**Provided information:**
## START

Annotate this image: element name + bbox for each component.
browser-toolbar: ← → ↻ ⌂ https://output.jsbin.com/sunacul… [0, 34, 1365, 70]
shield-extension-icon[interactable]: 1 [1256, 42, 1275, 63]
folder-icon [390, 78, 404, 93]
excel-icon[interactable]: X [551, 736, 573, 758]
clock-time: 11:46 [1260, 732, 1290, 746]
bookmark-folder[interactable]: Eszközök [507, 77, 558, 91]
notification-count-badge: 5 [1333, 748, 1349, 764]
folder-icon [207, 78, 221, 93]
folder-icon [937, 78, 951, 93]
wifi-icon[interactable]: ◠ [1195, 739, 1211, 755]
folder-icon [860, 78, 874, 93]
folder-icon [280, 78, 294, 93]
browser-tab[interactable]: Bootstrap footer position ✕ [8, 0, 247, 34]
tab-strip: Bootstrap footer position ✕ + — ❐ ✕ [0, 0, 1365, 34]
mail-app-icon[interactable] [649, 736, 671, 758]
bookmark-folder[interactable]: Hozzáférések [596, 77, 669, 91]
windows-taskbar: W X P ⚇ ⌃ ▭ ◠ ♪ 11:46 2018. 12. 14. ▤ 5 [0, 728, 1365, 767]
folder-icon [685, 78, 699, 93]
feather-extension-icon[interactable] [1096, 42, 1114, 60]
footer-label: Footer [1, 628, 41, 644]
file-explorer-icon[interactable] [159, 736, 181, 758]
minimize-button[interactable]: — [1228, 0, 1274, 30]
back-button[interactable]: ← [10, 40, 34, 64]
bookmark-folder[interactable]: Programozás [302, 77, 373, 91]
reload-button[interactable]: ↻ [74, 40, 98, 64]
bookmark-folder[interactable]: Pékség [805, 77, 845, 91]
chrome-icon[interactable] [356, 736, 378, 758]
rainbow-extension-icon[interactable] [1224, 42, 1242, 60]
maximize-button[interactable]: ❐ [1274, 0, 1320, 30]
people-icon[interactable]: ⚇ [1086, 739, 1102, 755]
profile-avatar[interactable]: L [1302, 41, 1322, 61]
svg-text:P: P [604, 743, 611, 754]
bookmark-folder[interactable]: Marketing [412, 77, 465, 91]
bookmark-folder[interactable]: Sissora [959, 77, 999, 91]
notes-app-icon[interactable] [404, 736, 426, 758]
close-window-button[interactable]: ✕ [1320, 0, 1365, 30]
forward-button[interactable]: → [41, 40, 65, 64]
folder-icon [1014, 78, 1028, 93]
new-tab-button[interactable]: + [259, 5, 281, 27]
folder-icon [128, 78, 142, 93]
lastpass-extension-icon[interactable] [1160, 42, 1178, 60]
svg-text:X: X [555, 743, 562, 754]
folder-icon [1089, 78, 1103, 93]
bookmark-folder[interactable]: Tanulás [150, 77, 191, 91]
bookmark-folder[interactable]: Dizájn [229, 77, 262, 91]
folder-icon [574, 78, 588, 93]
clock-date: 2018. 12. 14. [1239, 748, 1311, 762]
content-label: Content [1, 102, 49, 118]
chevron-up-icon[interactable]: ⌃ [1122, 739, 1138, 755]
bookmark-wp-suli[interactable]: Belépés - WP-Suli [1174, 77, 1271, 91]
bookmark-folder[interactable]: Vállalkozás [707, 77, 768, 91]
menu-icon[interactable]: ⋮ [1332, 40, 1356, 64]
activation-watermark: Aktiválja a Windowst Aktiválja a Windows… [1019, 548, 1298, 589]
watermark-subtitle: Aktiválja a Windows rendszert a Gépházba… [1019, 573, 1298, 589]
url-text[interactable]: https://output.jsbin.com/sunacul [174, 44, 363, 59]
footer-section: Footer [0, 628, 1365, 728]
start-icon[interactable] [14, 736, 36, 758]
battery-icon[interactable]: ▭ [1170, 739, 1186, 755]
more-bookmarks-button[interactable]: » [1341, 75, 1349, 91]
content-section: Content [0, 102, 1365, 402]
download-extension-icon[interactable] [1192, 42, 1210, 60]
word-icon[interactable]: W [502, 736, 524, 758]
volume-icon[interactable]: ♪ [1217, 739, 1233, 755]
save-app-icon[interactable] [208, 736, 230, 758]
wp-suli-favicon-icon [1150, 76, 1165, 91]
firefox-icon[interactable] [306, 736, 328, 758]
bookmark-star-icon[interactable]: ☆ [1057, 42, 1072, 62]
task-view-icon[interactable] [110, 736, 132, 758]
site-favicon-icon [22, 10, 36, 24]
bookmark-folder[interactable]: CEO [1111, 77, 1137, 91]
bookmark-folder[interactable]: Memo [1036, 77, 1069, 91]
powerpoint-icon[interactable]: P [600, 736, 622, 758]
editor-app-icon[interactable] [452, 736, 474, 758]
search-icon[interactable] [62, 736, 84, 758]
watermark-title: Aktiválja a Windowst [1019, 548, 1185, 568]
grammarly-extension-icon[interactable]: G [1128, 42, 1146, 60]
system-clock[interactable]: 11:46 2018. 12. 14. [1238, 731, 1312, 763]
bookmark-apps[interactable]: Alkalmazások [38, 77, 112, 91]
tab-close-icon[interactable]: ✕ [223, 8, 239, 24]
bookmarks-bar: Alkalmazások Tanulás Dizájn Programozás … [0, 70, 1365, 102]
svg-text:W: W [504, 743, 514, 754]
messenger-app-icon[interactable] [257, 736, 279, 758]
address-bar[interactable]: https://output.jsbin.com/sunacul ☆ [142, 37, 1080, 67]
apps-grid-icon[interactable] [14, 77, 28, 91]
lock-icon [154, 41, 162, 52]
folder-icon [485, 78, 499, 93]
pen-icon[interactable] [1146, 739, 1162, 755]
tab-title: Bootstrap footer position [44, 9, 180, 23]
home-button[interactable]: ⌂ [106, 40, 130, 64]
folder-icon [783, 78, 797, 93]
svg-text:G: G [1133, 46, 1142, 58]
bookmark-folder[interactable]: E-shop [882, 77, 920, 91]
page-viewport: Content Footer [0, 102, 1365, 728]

## END

Copy the items above verbatim, preserving every line exactly as it appears.

**Written solution:**
Annotate this image: element name + bbox for each component.
browser-toolbar: ← → ↻ ⌂ https://output.jsbin.com/sunacul… [0, 34, 1365, 70]
shield-extension-icon[interactable]: 1 [1256, 42, 1275, 63]
folder-icon [390, 78, 404, 93]
excel-icon[interactable]: X [551, 736, 573, 758]
clock-time: 11:46 [1260, 732, 1290, 746]
bookmark-folder[interactable]: Eszközök [507, 77, 558, 91]
notification-count-badge: 5 [1333, 748, 1349, 764]
folder-icon [207, 78, 221, 93]
folder-icon [937, 78, 951, 93]
wifi-icon[interactable]: ◠ [1195, 739, 1211, 755]
folder-icon [860, 78, 874, 93]
folder-icon [280, 78, 294, 93]
browser-tab[interactable]: Bootstrap footer position ✕ [8, 0, 247, 34]
tab-strip: Bootstrap footer position ✕ + — ❐ ✕ [0, 0, 1365, 34]
mail-app-icon[interactable] [649, 736, 671, 758]
bookmark-folder[interactable]: Hozzáférések [596, 77, 669, 91]
windows-taskbar: W X P ⚇ ⌃ ▭ ◠ ♪ 11:46 2018. 12. 14. ▤ 5 [0, 728, 1365, 767]
folder-icon [685, 78, 699, 93]
feather-extension-icon[interactable] [1096, 42, 1114, 60]
footer-label: Footer [1, 628, 41, 644]
file-explorer-icon[interactable] [159, 736, 181, 758]
minimize-button[interactable]: — [1228, 0, 1274, 30]
back-button[interactable]: ← [10, 40, 34, 64]
bookmark-folder[interactable]: Programozás [302, 77, 373, 91]
reload-button[interactable]: ↻ [74, 40, 98, 64]
bookmark-folder[interactable]: Pékség [805, 77, 845, 91]
chrome-icon[interactable] [356, 736, 378, 758]
rainbow-extension-icon[interactable] [1224, 42, 1242, 60]
maximize-button[interactable]: ❐ [1274, 0, 1320, 30]
people-icon[interactable]: ⚇ [1086, 739, 1102, 755]
profile-avatar[interactable]: L [1302, 41, 1322, 61]
svg-text:P: P [604, 743, 611, 754]
bookmark-folder[interactable]: Marketing [412, 77, 465, 91]
bookmark-folder[interactable]: Sissora [959, 77, 999, 91]
notes-app-icon[interactable] [404, 736, 426, 758]
close-window-button[interactable]: ✕ [1320, 0, 1365, 30]
forward-button[interactable]: → [41, 40, 65, 64]
folder-icon [1014, 78, 1028, 93]
new-tab-button[interactable]: + [259, 5, 281, 27]
folder-icon [128, 78, 142, 93]
lastpass-extension-icon[interactable] [1160, 42, 1178, 60]
svg-text:X: X [555, 743, 562, 754]
folder-icon [1089, 78, 1103, 93]
bookmark-folder[interactable]: Tanulás [150, 77, 191, 91]
bookmark-folder[interactable]: Dizájn [229, 77, 262, 91]
folder-icon [574, 78, 588, 93]
clock-date: 2018. 12. 14. [1239, 748, 1311, 762]
content-label: Content [1, 102, 49, 118]
chevron-up-icon[interactable]: ⌃ [1122, 739, 1138, 755]
bookmark-wp-suli[interactable]: Belépés - WP-Suli [1174, 77, 1271, 91]
bookmark-folder[interactable]: Vállalkozás [707, 77, 768, 91]
menu-icon[interactable]: ⋮ [1332, 40, 1356, 64]
activation-watermark: Aktiválja a Windowst Aktiválja a Windows… [1019, 548, 1298, 589]
watermark-subtitle: Aktiválja a Windows rendszert a Gépházba… [1019, 573, 1298, 589]
url-text[interactable]: https://output.jsbin.com/sunacul [174, 44, 363, 59]
footer-section: Footer [0, 628, 1365, 728]
start-icon[interactable] [14, 736, 36, 758]
battery-icon[interactable]: ▭ [1170, 739, 1186, 755]
more-bookmarks-button[interactable]: » [1341, 75, 1349, 91]
content-section: Content [0, 102, 1365, 402]
download-extension-icon[interactable] [1192, 42, 1210, 60]
word-icon[interactable]: W [502, 736, 524, 758]
volume-icon[interactable]: ♪ [1217, 739, 1233, 755]
save-app-icon[interactable] [208, 736, 230, 758]
wp-suli-favicon-icon [1150, 76, 1165, 91]
firefox-icon[interactable] [306, 736, 328, 758]
bookmark-star-icon[interactable]: ☆ [1057, 42, 1072, 62]
task-view-icon[interactable] [110, 736, 132, 758]
site-favicon-icon [22, 10, 36, 24]
bookmark-folder[interactable]: CEO [1111, 77, 1137, 91]
bookmark-folder[interactable]: Memo [1036, 77, 1069, 91]
powerpoint-icon[interactable]: P [600, 736, 622, 758]
editor-app-icon[interactable] [452, 736, 474, 758]
search-icon[interactable] [62, 736, 84, 758]
watermark-title: Aktiválja a Windowst [1019, 548, 1185, 568]
grammarly-extension-icon[interactable]: G [1128, 42, 1146, 60]
system-clock[interactable]: 11:46 2018. 12. 14. [1238, 731, 1312, 763]
bookmark-apps[interactable]: Alkalmazások [38, 77, 112, 91]
tab-close-icon[interactable]: ✕ [223, 8, 239, 24]
bookmarks-bar: Alkalmazások Tanulás Dizájn Programozás … [0, 70, 1365, 102]
svg-text:W: W [504, 743, 514, 754]
messenger-app-icon[interactable] [257, 736, 279, 758]
address-bar[interactable]: https://output.jsbin.com/sunacul ☆ [142, 37, 1080, 67]
apps-grid-icon[interactable] [14, 77, 28, 91]
lock-icon [154, 41, 162, 52]
folder-icon [485, 78, 499, 93]
pen-icon[interactable] [1146, 739, 1162, 755]
tab-title: Bootstrap footer position [44, 9, 180, 23]
home-button[interactable]: ⌂ [106, 40, 130, 64]
folder-icon [783, 78, 797, 93]
svg-text:G: G [1133, 46, 1142, 58]
bookmark-folder[interactable]: E-shop [882, 77, 920, 91]
page-viewport: Content Footer [0, 102, 1365, 728]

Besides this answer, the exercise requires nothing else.